## TASK
Which lines in the records below contain the word "calendar"? Copy each one out.

>> start EXERCISE MATERIALS

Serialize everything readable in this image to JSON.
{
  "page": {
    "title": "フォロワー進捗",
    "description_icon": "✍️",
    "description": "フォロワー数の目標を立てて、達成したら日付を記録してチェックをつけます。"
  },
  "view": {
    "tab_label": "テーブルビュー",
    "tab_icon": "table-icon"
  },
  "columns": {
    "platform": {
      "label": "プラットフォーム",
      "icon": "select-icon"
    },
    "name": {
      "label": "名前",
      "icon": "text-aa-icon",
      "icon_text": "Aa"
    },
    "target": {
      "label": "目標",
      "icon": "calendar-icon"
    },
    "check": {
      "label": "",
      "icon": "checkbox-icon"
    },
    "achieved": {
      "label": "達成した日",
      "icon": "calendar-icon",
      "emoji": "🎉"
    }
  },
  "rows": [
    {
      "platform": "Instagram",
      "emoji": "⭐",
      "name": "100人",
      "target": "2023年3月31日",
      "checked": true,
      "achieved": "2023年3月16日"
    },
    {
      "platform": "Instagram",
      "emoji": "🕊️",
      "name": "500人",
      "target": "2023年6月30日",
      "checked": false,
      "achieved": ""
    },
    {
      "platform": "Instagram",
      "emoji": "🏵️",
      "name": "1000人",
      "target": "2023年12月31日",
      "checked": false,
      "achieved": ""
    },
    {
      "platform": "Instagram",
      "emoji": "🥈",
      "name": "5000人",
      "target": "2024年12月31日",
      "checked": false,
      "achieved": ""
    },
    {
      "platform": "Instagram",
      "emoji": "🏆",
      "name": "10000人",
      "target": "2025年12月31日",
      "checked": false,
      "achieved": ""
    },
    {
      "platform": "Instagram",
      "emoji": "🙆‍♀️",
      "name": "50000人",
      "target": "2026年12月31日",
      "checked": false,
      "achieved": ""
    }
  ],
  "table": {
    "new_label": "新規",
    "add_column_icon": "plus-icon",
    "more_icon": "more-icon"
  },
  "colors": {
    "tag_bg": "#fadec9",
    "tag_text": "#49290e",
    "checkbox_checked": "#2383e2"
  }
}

>> end EXERCISE MATERIALS

## ANSWER TO THE PROBLEM
      "icon": "calendar-icon"
      "icon": "calendar-icon",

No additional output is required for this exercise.